(Data entries)
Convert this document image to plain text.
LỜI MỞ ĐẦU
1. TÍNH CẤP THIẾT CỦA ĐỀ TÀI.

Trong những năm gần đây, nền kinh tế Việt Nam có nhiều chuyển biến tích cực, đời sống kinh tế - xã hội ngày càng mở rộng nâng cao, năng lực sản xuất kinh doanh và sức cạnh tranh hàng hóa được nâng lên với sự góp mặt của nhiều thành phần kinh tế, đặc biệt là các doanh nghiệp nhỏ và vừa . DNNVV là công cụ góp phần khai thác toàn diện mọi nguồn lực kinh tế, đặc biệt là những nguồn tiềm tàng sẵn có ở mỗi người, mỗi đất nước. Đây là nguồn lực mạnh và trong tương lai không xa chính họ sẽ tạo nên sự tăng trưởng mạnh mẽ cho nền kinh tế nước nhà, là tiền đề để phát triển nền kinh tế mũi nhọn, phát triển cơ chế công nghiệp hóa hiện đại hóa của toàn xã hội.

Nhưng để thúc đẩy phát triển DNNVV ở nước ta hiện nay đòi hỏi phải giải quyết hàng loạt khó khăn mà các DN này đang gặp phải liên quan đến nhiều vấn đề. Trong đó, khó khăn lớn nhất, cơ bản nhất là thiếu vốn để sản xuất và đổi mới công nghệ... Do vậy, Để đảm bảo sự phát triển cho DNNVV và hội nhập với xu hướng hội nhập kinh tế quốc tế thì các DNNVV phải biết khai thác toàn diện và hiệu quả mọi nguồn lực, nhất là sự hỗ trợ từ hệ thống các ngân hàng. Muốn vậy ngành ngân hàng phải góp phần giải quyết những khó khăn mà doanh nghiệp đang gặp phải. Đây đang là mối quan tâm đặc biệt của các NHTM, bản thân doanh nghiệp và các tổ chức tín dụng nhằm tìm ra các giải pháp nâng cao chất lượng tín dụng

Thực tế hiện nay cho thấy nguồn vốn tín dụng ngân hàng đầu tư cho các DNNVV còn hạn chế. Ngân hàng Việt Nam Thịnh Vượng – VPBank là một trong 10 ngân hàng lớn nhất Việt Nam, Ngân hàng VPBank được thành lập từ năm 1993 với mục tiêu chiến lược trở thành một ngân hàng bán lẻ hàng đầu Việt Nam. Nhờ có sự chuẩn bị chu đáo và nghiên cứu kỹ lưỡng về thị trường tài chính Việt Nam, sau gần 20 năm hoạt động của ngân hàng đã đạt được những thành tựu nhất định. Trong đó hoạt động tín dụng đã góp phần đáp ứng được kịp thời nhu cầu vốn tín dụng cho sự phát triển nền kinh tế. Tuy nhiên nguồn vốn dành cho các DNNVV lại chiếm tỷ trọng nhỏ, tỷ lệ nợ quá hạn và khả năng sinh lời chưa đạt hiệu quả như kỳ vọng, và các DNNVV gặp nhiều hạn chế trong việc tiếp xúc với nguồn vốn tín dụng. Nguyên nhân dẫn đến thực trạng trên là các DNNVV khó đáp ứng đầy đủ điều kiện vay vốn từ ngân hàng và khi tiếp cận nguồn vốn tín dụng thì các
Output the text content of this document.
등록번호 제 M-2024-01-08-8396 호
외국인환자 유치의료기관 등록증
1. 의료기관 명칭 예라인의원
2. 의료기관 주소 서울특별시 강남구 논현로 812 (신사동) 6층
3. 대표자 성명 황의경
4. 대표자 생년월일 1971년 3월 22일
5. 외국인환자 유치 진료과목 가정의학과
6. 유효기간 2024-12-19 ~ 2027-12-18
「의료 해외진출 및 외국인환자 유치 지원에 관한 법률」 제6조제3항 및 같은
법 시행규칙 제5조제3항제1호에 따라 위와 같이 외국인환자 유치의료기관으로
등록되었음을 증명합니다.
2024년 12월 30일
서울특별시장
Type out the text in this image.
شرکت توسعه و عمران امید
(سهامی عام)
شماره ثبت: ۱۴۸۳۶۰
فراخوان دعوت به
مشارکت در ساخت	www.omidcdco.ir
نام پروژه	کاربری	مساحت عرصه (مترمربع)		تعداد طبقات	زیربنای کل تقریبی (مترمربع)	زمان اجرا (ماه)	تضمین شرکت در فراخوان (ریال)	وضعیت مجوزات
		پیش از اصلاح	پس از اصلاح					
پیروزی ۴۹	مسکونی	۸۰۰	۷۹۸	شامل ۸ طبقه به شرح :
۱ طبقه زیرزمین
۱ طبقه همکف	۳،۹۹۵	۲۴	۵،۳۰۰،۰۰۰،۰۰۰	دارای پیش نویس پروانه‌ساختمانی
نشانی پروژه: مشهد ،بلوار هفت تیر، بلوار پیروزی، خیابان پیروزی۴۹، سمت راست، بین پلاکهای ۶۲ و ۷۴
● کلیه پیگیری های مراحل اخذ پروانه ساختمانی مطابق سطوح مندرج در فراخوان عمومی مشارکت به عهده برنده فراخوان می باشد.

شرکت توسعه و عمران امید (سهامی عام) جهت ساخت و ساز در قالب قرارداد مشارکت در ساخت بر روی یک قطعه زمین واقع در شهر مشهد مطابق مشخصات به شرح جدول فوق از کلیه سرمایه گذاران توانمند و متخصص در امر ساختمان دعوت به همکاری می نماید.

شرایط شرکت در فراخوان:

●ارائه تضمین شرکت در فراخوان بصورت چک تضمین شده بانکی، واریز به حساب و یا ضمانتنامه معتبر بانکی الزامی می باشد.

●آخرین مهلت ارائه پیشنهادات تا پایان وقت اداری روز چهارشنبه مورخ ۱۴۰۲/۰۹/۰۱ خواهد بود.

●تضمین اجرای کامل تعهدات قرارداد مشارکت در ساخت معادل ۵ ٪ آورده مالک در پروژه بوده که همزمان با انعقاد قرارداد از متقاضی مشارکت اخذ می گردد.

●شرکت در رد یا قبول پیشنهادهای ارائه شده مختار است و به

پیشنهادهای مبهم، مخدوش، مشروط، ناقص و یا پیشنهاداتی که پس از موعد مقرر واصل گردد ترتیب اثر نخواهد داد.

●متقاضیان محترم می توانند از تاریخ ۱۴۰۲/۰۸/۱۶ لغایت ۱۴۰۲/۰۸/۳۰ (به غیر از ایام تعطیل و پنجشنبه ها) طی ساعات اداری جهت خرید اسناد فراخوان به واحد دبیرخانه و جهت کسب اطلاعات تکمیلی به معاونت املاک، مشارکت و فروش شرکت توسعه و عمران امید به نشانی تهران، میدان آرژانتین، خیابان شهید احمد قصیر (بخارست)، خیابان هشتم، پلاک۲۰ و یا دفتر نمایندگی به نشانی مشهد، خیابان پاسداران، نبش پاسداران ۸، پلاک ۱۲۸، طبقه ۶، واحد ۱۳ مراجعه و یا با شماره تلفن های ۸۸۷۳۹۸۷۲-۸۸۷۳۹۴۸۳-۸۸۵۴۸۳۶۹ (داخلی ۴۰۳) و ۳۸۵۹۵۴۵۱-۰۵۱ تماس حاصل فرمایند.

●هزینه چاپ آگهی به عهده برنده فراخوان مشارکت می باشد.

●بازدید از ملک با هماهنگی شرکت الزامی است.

SHORT PROBLEM: Reply with only the number of lines in the entries that contain the word "외국인환자".

EXERCISE OUTPUT: 4